--- START Excerpted records ---
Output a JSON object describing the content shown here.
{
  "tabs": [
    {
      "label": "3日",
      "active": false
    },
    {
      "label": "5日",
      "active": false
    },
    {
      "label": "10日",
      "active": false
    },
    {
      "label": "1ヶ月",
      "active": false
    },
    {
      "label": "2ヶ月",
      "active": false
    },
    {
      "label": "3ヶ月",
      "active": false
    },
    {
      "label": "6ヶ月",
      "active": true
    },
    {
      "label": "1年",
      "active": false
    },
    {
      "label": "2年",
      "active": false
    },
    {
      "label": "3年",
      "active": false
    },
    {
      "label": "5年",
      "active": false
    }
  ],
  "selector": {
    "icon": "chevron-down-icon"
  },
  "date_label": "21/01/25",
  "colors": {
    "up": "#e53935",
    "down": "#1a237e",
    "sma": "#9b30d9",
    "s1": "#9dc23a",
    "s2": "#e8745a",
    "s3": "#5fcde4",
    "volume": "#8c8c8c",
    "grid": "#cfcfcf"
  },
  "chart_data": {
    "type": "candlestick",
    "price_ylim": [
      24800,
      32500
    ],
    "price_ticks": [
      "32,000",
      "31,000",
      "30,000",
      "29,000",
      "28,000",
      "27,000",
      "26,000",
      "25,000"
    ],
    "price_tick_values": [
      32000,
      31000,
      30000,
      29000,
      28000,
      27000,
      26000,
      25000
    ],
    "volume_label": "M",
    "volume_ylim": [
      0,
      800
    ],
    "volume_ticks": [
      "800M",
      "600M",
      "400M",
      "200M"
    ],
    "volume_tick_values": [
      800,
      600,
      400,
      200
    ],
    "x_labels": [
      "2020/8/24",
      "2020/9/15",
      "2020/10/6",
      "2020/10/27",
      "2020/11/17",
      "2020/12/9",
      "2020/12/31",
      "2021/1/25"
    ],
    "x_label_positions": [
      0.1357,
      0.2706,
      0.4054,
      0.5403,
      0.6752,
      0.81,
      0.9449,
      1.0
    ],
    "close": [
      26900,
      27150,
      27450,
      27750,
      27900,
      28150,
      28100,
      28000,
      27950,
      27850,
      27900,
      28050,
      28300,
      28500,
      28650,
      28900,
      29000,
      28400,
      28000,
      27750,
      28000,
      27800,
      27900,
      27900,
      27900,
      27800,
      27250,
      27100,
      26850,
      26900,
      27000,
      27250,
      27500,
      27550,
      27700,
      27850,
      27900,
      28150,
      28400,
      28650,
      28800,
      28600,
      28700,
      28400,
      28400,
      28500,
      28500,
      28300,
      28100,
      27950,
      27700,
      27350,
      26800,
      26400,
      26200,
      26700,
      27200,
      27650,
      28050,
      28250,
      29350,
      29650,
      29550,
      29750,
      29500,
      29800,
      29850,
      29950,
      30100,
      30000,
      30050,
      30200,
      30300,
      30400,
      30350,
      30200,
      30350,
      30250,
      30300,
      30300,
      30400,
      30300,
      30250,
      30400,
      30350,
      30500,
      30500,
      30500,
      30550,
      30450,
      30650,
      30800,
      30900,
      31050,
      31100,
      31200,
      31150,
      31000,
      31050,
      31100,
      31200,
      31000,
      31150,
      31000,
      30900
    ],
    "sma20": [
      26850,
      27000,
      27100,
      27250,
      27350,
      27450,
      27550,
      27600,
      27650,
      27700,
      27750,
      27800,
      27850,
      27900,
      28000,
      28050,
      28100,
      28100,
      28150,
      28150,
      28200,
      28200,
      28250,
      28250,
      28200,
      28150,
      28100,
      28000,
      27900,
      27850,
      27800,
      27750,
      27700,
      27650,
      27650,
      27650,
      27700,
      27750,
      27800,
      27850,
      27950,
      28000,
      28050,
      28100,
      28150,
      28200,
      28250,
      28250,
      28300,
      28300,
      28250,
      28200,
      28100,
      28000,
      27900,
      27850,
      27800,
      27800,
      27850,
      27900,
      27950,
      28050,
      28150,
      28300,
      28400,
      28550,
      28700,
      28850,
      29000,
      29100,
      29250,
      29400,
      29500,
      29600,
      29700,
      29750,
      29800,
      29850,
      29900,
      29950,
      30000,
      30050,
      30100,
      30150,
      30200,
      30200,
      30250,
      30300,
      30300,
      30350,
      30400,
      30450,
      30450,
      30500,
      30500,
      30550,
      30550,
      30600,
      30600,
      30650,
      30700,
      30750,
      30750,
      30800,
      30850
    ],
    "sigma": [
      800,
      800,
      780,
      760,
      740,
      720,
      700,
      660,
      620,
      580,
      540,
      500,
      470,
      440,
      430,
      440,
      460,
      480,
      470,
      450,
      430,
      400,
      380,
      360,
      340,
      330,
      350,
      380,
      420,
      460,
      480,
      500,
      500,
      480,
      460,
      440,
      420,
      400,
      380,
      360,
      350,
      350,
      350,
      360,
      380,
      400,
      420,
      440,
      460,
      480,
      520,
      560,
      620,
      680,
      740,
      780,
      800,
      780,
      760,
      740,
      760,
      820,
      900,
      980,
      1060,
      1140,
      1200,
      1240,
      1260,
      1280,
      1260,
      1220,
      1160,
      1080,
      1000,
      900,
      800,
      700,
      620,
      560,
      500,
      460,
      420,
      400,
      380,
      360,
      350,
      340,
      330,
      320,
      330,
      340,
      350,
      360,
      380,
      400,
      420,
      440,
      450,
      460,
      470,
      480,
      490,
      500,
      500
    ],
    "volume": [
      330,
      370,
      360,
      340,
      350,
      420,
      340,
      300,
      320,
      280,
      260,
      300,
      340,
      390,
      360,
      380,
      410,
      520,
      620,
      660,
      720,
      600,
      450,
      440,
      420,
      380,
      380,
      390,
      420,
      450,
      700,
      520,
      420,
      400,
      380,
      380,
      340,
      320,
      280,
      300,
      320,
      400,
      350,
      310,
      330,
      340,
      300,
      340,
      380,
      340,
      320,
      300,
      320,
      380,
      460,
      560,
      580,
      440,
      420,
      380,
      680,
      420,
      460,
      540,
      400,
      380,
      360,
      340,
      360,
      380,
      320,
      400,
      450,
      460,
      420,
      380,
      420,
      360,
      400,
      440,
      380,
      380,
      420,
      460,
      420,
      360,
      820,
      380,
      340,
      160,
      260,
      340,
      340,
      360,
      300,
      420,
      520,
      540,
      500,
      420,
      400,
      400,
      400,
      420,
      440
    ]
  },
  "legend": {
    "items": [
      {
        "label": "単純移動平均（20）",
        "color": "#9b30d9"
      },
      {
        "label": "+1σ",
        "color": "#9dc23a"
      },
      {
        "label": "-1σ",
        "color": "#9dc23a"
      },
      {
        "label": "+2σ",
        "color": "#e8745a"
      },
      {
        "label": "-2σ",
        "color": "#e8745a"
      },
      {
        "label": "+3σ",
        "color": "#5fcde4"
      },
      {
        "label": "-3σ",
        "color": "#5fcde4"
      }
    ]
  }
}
--- END Excerpted records ---
**What is expected**
Repeat each record in full; every line must match exactly.

**Full solution**
Output a JSON object describing the content shown here.
{
  "tabs": [
    {
      "label": "3日",
      "active": false
    },
    {
      "label": "5日",
      "active": false
    },
    {
      "label": "10日",
      "active": false
    },
    {
      "label": "1ヶ月",
      "active": false
    },
    {
      "label": "2ヶ月",
      "active": false
    },
    {
      "label": "3ヶ月",
      "active": false
    },
    {
      "label": "6ヶ月",
      "active": true
    },
    {
      "label": "1年",
      "active": false
    },
    {
      "label": "2年",
      "active": false
    },
    {
      "label": "3年",
      "active": false
    },
    {
      "label": "5年",
      "active": false
    }
  ],
  "selector": {
    "icon": "chevron-down-icon"
  },
  "date_label": "21/01/25",
  "colors": {
    "up": "#e53935",
    "down": "#1a237e",
    "sma": "#9b30d9",
    "s1": "#9dc23a",
    "s2": "#e8745a",
    "s3": "#5fcde4",
    "volume": "#8c8c8c",
    "grid": "#cfcfcf"
  },
  "chart_data": {
    "type": "candlestick",
    "price_ylim": [
      24800,
      32500
    ],
    "price_ticks": [
      "32,000",
      "31,000",
      "30,000",
      "29,000",
      "28,000",
      "27,000",
      "26,000",
      "25,000"
    ],
    "price_tick_values": [
      32000,
      31000,
      30000,
      29000,
      28000,
      27000,
      26000,
      25000
    ],
    "volume_label": "M",
    "volume_ylim": [
      0,
      800
    ],
    "volume_ticks": [
      "800M",
      "600M",
      "400M",
      "200M"
    ],
    "volume_tick_values": [
      800,
      600,
      400,
      200
    ],
    "x_labels": [
      "2020/8/24",
      "2020/9/15",
      "2020/10/6",
      "2020/10/27",
      "2020/11/17",
      "2020/12/9",
      "2020/12/31",
      "2021/1/25"
    ],
    "x_label_positions": [
      0.1357,
      0.2706,
      0.4054,
      0.5403,
      0.6752,
      0.81,
      0.9449,
      1.0
    ],
    "close": [
      26900,
      27150,
      27450,
      27750,
      27900,
      28150,
      28100,
      28000,
      27950,
      27850,
      27900,
      28050,
      28300,
      28500,
      28650,
      28900,
      29000,
      28400,
      28000,
      27750,
      28000,
      27800,
      27900,
      27900,
      27900,
      27800,
      27250,
      27100,
      26850,
      26900,
      27000,
      27250,
      27500,
      27550,
      27700,
      27850,
      27900,
      28150,
      28400,
      28650,
      28800,
      28600,
      28700,
      28400,
      28400,
      28500,
      28500,
      28300,
      28100,
      27950,
      27700,
      27350,
      26800,
      26400,
      26200,
      26700,
      27200,
      27650,
      28050,
      28250,
      29350,
      29650,
      29550,
      29750,
      29500,
      29800,
      29850,
      29950,
      30100,
      30000,
      30050,
      30200,
      30300,
      30400,
      30350,
      30200,
      30350,
      30250,
      30300,
      30300,
      30400,
      30300,
      30250,
      30400,
      30350,
      30500,
      30500,
      30500,
      30550,
      30450,
      30650,
      30800,
      30900,
      31050,
      31100,
      31200,
      31150,
      31000,
      31050,
      31100,
      31200,
      31000,
      31150,
      31000,
      30900
    ],
    "sma20": [
      26850,
      27000,
      27100,
      27250,
      27350,
      27450,
      27550,
      27600,
      27650,
      27700,
      27750,
      27800,
      27850,
      27900,
      28000,
      28050,
      28100,
      28100,
      28150,
      28150,
      28200,
      28200,
      28250,
      28250,
      28200,
      28150,
      28100,
      28000,
      27900,
      27850,
      27800,
      27750,
      27700,
      27650,
      27650,
      27650,
      27700,
      27750,
      27800,
      27850,
      27950,
      28000,
      28050,
      28100,
      28150,
      28200,
      28250,
      28250,
      28300,
      28300,
      28250,
      28200,
      28100,
      28000,
      27900,
      27850,
      27800,
      27800,
      27850,
      27900,
      27950,
      28050,
      28150,
      28300,
      28400,
      28550,
      28700,
      28850,
      29000,
      29100,
      29250,
      29400,
      29500,
      29600,
      29700,
      29750,
      29800,
      29850,
      29900,
      29950,
      30000,
      30050,
      30100,
      30150,
      30200,
      30200,
      30250,
      30300,
      30300,
      30350,
      30400,
      30450,
      30450,
      30500,
      30500,
      30550,
      30550,
      30600,
      30600,
      30650,
      30700,
      30750,
      30750,
      30800,
      30850
    ],
    "sigma": [
      800,
      800,
      780,
      760,
      740,
      720,
      700,
      660,
      620,
      580,
      540,
      500,
      470,
      440,
      430,
      440,
      460,
      480,
      470,
      450,
      430,
      400,
      380,
      360,
      340,
      330,
      350,
      380,
      420,
      460,
      480,
      500,
      500,
      480,
      460,
      440,
      420,
      400,
      380,
      360,
      350,
      350,
      350,
      360,
      380,
      400,
      420,
      440,
      460,
      480,
      520,
      560,
      620,
      680,
      740,
      780,
      800,
      780,
      760,
      740,
      760,
      820,
      900,
      980,
      1060,
      1140,
      1200,
      1240,
      1260,
      1280,
      1260,
      1220,
      1160,
      1080,
      1000,
      900,
      800,
      700,
      620,
      560,
      500,
      460,
      420,
      400,
      380,
      360,
      350,
      340,
      330,
      320,
      330,
      340,
      350,
      360,
      380,
      400,
      420,
      440,
      450,
      460,
      470,
      480,
      490,
      500,
      500
    ],
    "volume": [
      330,
      370,
      360,
      340,
      350,
      420,
      340,
      300,
      320,
      280,
      260,
      300,
      340,
      390,
      360,
      380,
      410,
      520,
      620,
      660,
      720,
      600,
      450,
      440,
      420,
      380,
      380,
      390,
      420,
      450,
      700,
      520,
      420,
      400,
      380,
      380,
      340,
      320,
      280,
      300,
      320,
      400,
      350,
      310,
      330,
      340,
      300,
      340,
      380,
      340,
      320,
      300,
      320,
      380,
      460,
      560,
      580,
      440,
      420,
      380,
      680,
      420,
      460,
      540,
      400,
      380,
      360,
      340,
      360,
      380,
      320,
      400,
      450,
      460,
      420,
      380,
      420,
      360,
      400,
      440,
      380,
      380,
      420,
      460,
      420,
      360,
      820,
      380,
      340,
      160,
      260,
      340,
      340,
      360,
      300,
      420,
      520,
      540,
      500,
      420,
      400,
      400,
      400,
      420,
      440
    ]
  },
  "legend": {
    "items": [
      {
        "label": "単純移動平均（20）",
        "color": "#9b30d9"
      },
      {
        "label": "+1σ",
        "color": "#9dc23a"
      },
      {
        "label": "-1σ",
        "color": "#9dc23a"
      },
      {
        "label": "+2σ",
        "color": "#e8745a"
      },
      {
        "label": "-2σ",
        "color": "#e8745a"
      },
      {
        "label": "+3σ",
        "color": "#5fcde4"
      },
      {
        "label": "-3σ",
        "color": "#5fcde4"
      }
    ]
  }
}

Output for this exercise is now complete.